*To do*.
A - In the barbette text, which 1866 battle revived the tactic of ramming?
B - List every class of warship that the barbette text names as using barbettes to mount its heavy guns.
C - Print the barbette text between "A modified version" and "contemporaneous naval one.", inclusive.

*Source extract*.
* Begin *

A modified version of the barbette type was the disappearing gun, which placed a heavy gun on a carriage that retracted into the barbette for reloading; this kept the gun crews better protected and made the gun harder to target, since it was only visible while it was firing. The type was usually used for coastal defence guns.[4]
- See if you can find a single decent source that talks about a land-based DC gun "retracting into the barbette," or a contemporaneous naval one.
(illustration clipped.)
Following the introduction of ironclad warships in the early 1860s, naval designers grappled with the problem of mounting heavy guns in the most efficient way possible. The first generation of ironclads employed the same broadside arrangement as the old ship of the line, but it was not particularly effective for ahead or stern fire. This was particularly important to designers, since the tactic of ramming was revived following its successful employment at the decisive Austrian victory at the Battle of Lissa in 1866. Ramming required a ship to steam directly at its opponent, which greatly increased the importance of end-on fire. Designers such as Cowper Phipps Coles and John Ericsson designed the first gun turrets in the 1860s, which gave the guns a wide field of fire. These turrets were exceedingly heavy, which required them to be placed low in the ship to reduce top-weight—and produced a dangerous tendency to capsize in heavy seas, amply demonstrated by the loss of HMS Captain and Coles himself with the ship in a gale in 1870.[5][6][7]
- First decent paragraph.
In the 1870s, designers began to experiment with an en barbette type of mounting. The barbette was a fixed armoured enclosure protecting the gun. The barbette could take the form of a circular or elongated ring of armour around the rotating gun mount over which the guns (possibly fitted with a gun shield) fired. The barbette system reduced weight considerably, since the machinery for the rotating gun mount, along with the mount itself, was much lighter than that required for the gun house of a turret.[8] The savings in weight could then be passed on to increase armour protection for the hull, improve coal storage capacity, or to install larger, more powerful engines.[9] In addition, because barbettes were lighter, they could be placed higher in the ship without jeopardizing stability, which improved their ability to be worked in heavy seas that would have otherwise rendered turrets unusable. This also permitted a higher freeboard, which also improved seakeeping.[10]
- No. Designers experimented with en barbette mounts in the 1820s. Earlier, in fact, de Tousard mentions the advantages in 1809. What they did later, in the age of armor, was make barbette shields.
Ironclads equipped with barbettes were referred to as "barbette ships" much like their contemporaries, turret ships and central battery ships, which mounted their heavy guns in turrets or in a central armored battery.[11] Many navies experimented with all three types in the 1870s and 1880s, including the British Admiral-class battleships,[12] the French Marceau-class ironclads,[13] the Italian Italia-class battleships,[14] and the German Sachsen-class ironclads, all of which employed barbettes to mount their heavy guns.[15] All of these navies also built turret and or central battery ships during the same period, though none had a decisive advantage over the other.[16] The British and the Russian navies experimented with using disappearing guns afloat, including on the British HMS Temeraire and the Russian ironclad Vice-Admiral Popov. They were not deemed particularly successful and were not repeated.[4]
- Good summation of naval usage, but it still suffers from equivocation. "Barbette" is being used simultaneously for "barbette mount" and two types of armor shield.

* End *

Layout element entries

* Begin *

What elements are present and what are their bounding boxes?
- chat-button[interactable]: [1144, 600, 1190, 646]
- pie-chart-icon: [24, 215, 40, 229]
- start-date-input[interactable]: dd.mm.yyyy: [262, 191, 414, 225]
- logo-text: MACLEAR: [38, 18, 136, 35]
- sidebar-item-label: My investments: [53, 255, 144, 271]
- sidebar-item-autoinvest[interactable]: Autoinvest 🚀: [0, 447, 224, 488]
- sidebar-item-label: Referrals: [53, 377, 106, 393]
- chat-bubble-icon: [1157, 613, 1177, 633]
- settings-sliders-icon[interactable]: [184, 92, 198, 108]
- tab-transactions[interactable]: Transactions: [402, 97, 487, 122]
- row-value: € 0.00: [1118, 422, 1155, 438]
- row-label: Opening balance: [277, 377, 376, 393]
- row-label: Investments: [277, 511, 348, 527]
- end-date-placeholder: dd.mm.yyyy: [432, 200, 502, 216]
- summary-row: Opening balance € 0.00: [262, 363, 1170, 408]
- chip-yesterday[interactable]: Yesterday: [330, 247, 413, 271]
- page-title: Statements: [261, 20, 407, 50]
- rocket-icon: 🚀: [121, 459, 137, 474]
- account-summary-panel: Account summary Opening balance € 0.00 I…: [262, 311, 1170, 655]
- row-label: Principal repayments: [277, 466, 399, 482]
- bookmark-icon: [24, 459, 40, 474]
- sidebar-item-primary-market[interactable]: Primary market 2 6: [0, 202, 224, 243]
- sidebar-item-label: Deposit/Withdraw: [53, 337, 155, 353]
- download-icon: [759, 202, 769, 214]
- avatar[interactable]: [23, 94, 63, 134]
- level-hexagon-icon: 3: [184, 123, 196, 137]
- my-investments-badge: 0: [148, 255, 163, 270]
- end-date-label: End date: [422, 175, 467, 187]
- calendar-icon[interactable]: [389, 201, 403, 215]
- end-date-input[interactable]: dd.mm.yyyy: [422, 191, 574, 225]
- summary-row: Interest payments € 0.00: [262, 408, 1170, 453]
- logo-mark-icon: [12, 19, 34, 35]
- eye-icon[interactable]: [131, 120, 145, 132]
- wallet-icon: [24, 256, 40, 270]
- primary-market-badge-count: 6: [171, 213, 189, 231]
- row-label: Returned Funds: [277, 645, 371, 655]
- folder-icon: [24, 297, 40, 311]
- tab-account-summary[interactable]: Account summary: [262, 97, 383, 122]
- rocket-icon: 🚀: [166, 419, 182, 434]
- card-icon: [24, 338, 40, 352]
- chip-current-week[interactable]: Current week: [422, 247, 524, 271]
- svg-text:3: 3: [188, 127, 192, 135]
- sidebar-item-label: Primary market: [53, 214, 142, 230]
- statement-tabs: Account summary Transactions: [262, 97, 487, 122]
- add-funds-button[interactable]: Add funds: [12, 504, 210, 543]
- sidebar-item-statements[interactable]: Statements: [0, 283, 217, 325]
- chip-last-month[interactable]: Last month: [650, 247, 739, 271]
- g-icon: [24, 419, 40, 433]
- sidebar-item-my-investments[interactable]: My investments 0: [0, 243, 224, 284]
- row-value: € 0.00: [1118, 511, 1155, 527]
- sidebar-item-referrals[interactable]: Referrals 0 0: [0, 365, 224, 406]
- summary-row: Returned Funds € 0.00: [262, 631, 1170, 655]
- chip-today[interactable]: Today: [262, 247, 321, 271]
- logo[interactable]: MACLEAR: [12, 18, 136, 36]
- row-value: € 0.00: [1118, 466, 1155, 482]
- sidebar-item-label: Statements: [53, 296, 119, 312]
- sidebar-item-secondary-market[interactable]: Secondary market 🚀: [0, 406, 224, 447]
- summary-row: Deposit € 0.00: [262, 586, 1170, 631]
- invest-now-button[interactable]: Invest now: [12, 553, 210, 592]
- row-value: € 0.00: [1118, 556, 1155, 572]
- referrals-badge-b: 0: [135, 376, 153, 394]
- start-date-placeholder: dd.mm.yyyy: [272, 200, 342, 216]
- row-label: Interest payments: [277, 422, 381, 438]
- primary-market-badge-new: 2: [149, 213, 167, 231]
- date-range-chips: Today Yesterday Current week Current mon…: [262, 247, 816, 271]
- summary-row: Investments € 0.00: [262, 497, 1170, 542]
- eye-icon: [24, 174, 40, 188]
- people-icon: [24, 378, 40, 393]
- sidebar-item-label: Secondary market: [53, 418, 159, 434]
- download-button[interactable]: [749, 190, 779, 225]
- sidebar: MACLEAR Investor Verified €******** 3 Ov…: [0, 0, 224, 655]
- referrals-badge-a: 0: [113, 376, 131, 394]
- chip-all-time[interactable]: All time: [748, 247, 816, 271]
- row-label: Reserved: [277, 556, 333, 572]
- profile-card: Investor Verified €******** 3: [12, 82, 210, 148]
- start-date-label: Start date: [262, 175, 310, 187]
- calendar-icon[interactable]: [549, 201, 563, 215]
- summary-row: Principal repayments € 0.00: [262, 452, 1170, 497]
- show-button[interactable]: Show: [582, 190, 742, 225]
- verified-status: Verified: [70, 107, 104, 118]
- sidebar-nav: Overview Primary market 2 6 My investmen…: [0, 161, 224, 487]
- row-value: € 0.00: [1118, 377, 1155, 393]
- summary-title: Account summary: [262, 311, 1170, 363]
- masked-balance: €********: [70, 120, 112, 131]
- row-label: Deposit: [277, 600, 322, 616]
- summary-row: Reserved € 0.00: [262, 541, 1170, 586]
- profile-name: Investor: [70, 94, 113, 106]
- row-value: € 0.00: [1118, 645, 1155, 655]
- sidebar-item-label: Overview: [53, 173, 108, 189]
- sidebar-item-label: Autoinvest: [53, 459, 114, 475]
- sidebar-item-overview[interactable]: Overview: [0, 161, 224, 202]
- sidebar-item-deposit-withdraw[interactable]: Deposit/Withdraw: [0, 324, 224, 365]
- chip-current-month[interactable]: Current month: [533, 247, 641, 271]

* End *

*Solutions in order*.
A - The Battle of Lissa, a decisive Austrian victory.

B -
- British Admiral-class battleships
- French Marceau-class ironclads
- Italian Italia-class battleships
- German Sachsen-class ironclads

C -
A modified version of the barbette type was the disappearing gun, which placed a heavy gun on a carriage that retracted into the barbette for reloading; this kept the gun crews better protected and made the gun harder to target, since it was only visible while it was firing. The type was usually used for coastal defence guns.[4]
- See if you can find a single decent source that talks about a land-based DC gun "retracting into the barbette," or a contemporaneous naval one.